Bring together all lines of the material below that contain the string "minősített".

..........

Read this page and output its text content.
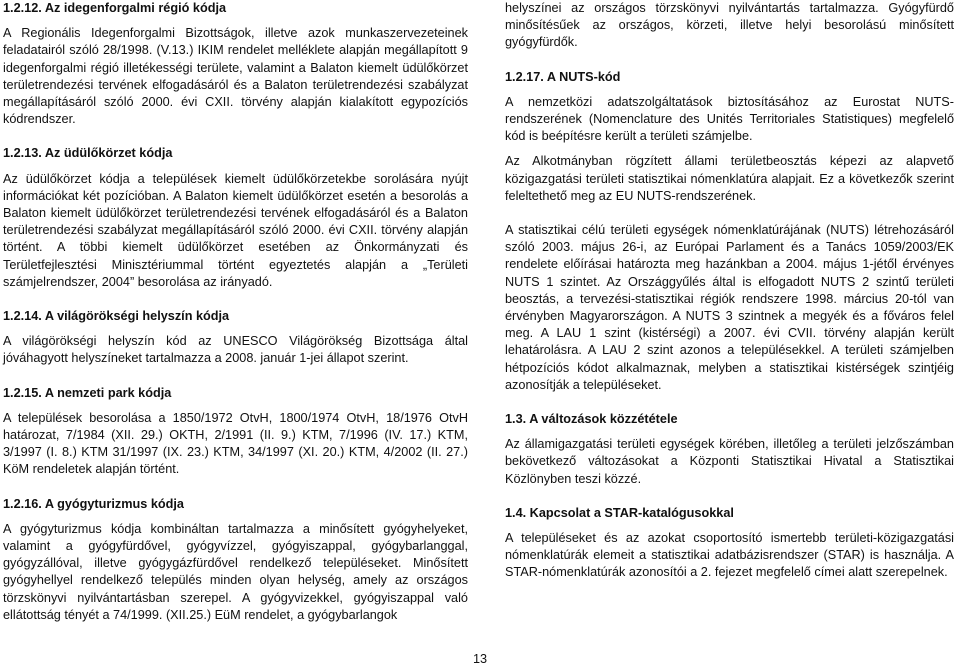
1.2.12. Az idegenforgalmi régió kódja
A Regionális Idegenforgalmi Bizottságok, illetve azok munkaszervezeteinek feladatairól szóló 28/1998. (V.13.) IKIM rendelet melléklete alapján megállapított 9 idegenforgalmi régió illetékességi területe, valamint a Balaton kiemelt üdülőkörzet területrendezési tervének elfogadásáról és a Balaton területrendezési szabályzat megállapításáról szóló 2000. évi CXII. törvény alapján kialakított egypozíciós kódrendszer.
1.2.13. Az üdülőkörzet kódja
Az üdülőkörzet kódja a települések kiemelt üdülőkörzetekbe sorolására nyújt információkat két pozícióban. A Balaton kiemelt üdülőkörzet esetén a besorolás a Balaton kiemelt üdülőkörzet területrendezési tervének elfogadásáról és a Balaton területrendezési szabályzat megállapításáról szóló 2000. évi CXII. törvény alapján történt. A többi kiemelt üdülőkörzet esetében az Önkormányzati és Területfejlesztési Minisztériummal történt egyeztetés alapján a „Területi számjelrendszer, 2004” besorolása az irányadó.
1.2.14. A világörökségi helyszín kódja
A világörökségi helyszín kód az UNESCO Világörökség Bizottsága által jóváhagyott helyszíneket tartalmazza a 2008. január 1-jei állapot szerint.
1.2.15. A nemzeti park kódja
A települések besorolása a 1850/1972 OtvH, 1800/1974 OtvH, 18/1976 OtvH határozat, 7/1984 (XII. 29.) OKTH, 2/1991 (II. 9.) KTM, 7/1996 (IV. 17.) KTM, 3/1997 (I. 8.) KTM 31/1997 (IX. 23.) KTM, 34/1997 (XI. 20.) KTM, 4/2002 (II. 27.) KöM rendeletek alapján történt.
1.2.16. A gyógyturizmus kódja
A gyógyturizmus kódja kombináltan tartalmazza a minősített gyógyhelyeket, valamint a gyógyfürdővel, gyógyvízzel, gyógyiszappal, gyógybarlanggal, gyógyzállóval, illetve gyógygázfürdővel rendelkező településeket. Minősített gyógyhellyel rendelkező település minden olyan helység, amely az országos törzskönyvi nyilvántartásban szerepel. A gyógyvizekkel, gyógyiszappal való ellátottság tényét a 74/1999. (XII.25.) EüM rendelet, a gyógybarlangok
helyszínei az országos törzskönyvi nyilvántartás tartalmazza. Gyógyfürdő minősítésűek az országos, körzeti, illetve helyi besorolású minősített gyógyfürdők.
1.2.17. A NUTS-kód
A nemzetközi adatszolgáltatások biztosításához az Eurostat NUTS-rendszerének (Nomenclature des Unités Territoriales Statistiques) megfelelő kód is beépítésre került a területi számjelbe.
Az Alkotmányban rögzített állami területbeosztás képezi az alapvető közigazgatási területi statisztikai nómenklatúra alapjait. Ez a következők szerint feleltethető meg az EU NUTS-rendszerének.
A statisztikai célú területi egységek nómenklatúrájának (NUTS) létrehozásáról szóló 2003. május 26-i, az Európai Parlament és a Tanács 1059/2003/EK rendelete előírásai határozta meg hazánkban a 2004. május 1-jétől érvényes NUTS 1 szintet. Az Országgyűlés által is elfogadott NUTS 2 szintű területi beosztás, a tervezési-statisztikai régiók rendszere 1998. március 20-tól van érvényben Magyarországon. A NUTS 3 szintnek a megyék és a főváros felel meg. A LAU 1 szint (kistérségi) a 2007. évi CVII. törvény alapján került lehatárolásra. A LAU 2 szint azonos a településekkel. A területi számjelben hétpozíciós kódot alkalmaznak, melyben a statisztikai kistérségek szintjéig azonosítják a településeket.
1.3. A változások közzététele
Az államigazgatási területi egységek körében, illetőleg a területi jelzőszámban bekövetkező változásokat a Központi Statisztikai Hivatal a Statisztikai Közlönyben teszi közzé.
1.4. Kapcsolat a STAR-katalógusokkal
A településeket és az azokat csoportosító ismertebb területi-közigazgatási nómenklatúrák elemeit a statisztikai adatbázisrendszer (STAR) is használja. A STAR-nómenklatúrák azonosítói a 2. fejezet megfelelő címei alatt szerepelnek.
13
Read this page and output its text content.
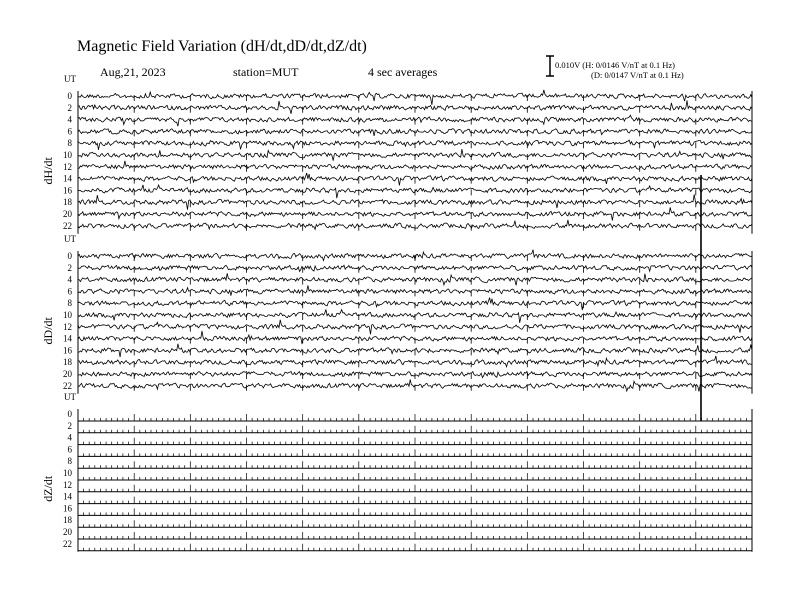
UT
dH/dt
0
2
4
6
8
10
12
14
16
18
20
22
UT
dD/dt
0
2
4
6
8
10
12
14
16
18
20
22
UT
dZ/dt
0
2
4
6
8
10
12
14
16
18
20
22
Magnetic Field Variation (dH/dt,dD/dt,dZ/dt)
Aug,21, 2023	station=MUT	4 sec averages	0.010V (H: 0/0146 V/nT at 0.1 Hz)
(D: 0/0147 V/nT at 0.1 Hz)
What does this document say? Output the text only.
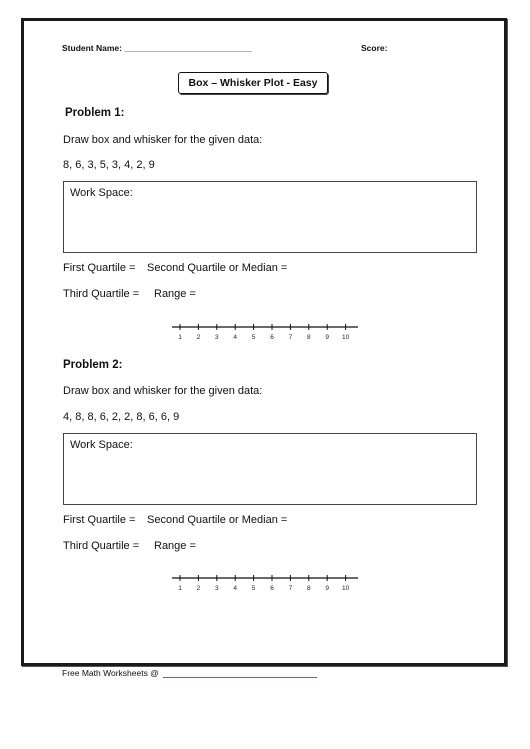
Student Name: ___________________________	Score:
Box – Whisker Plot - Easy
Problem 1:
Draw box and whisker for the given data:
8, 6, 3, 5, 3, 4, 2, 9
Work Space:
First Quartile = Second Quartile or Median =
Third Quartile = Range =
1 2 3 4 5 6 7 8 9 10
Problem 2:
Draw box and whisker for the given data:
4, 8, 8, 6, 2, 2, 8, 6, 6, 9
Work Space:
First Quartile = Second Quartile or Median =
Third Quartile = Range =
1 2 3 4 5 6 7 8 9 10
Free Math Worksheets @
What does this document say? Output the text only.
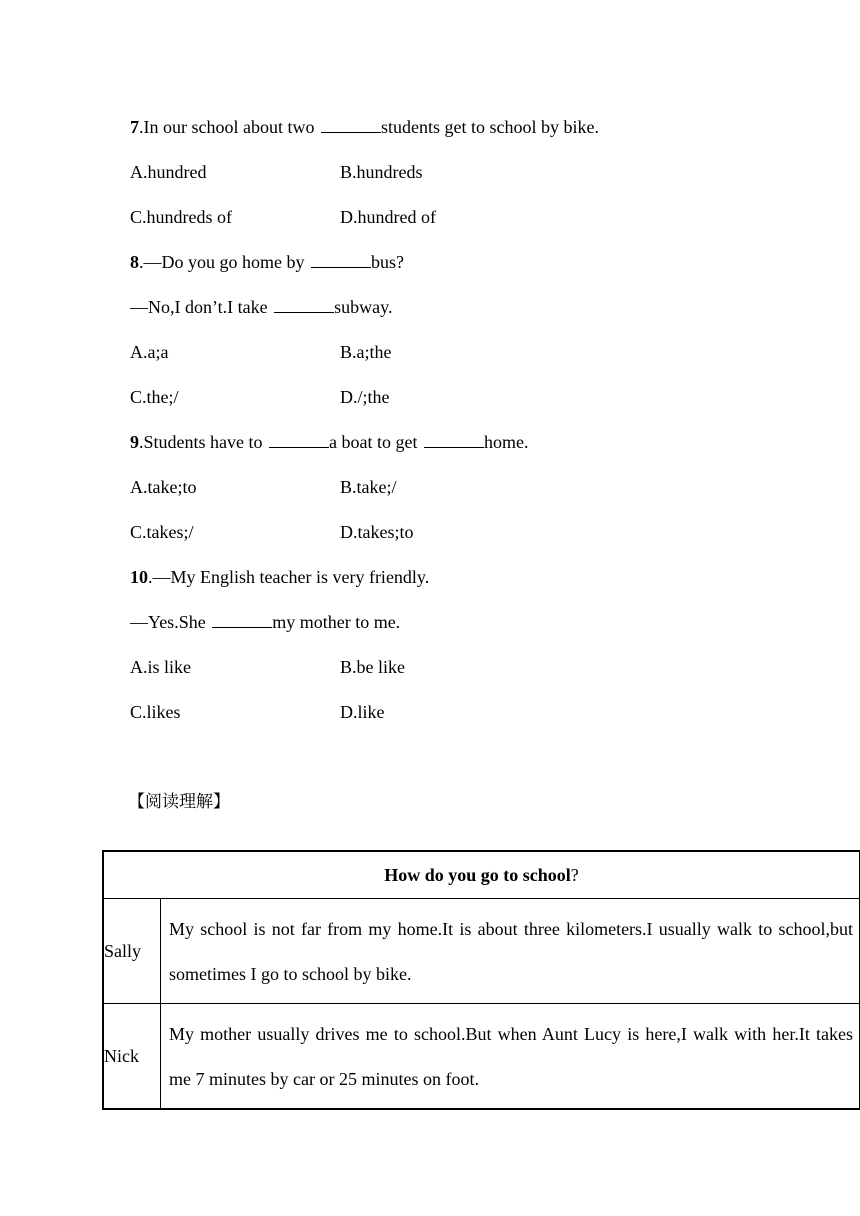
7.In our school about two	students get to school by bike.
A.hundred	B.hundreds
C.hundreds of	D.hundred of
8.—Do you go home by	bus?
—No,I don’t.I take	subway.
A.a;a	B.a;the
C.the;/	D./;the
9.Students have to	a boat to get	home.
A.take;to	B.take;/
C.takes;/	D.takes;to
10.—My English teacher is very friendly.
—Yes.She	my mother to me.
A.is like	B.be like
C.likes	D.like
【阅读理解】
How do you go to school?	
Sally	My school is not far from my home.It is about three kilometers.I usually walk to school,but sometimes I go to school by bike.
Nick	My mother usually drives me to school.But when Aunt Lucy is here,I walk with her.It takes me 7 minutes by car or 25 minutes on foot.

..........

■ Response to the exercise:
A gyógyturizmus kódja kombináltan tartalmazza a minősített gyógyhelyeket, valamint a gyógyfürdővel, gyógyvízzel, gyógyiszappal, gyógybarlanggal, gyógyzállóval, illetve gyógygázfürdővel rendelkező településeket. Minősített gyógyhellyel rendelkező település minden olyan helység, amely az országos törzskönyvi nyilvántartásban szerepel. A gyógyvizekkel, gyógyiszappal való ellátottság tényét a 74/1999. (XII.25.) EüM rendelet, a gyógybarlangok
helyszínei az országos törzskönyvi nyilvántartás tartalmazza. Gyógyfürdő minősítésűek az országos, körzeti, illetve helyi besorolású minősített gyógyfürdők.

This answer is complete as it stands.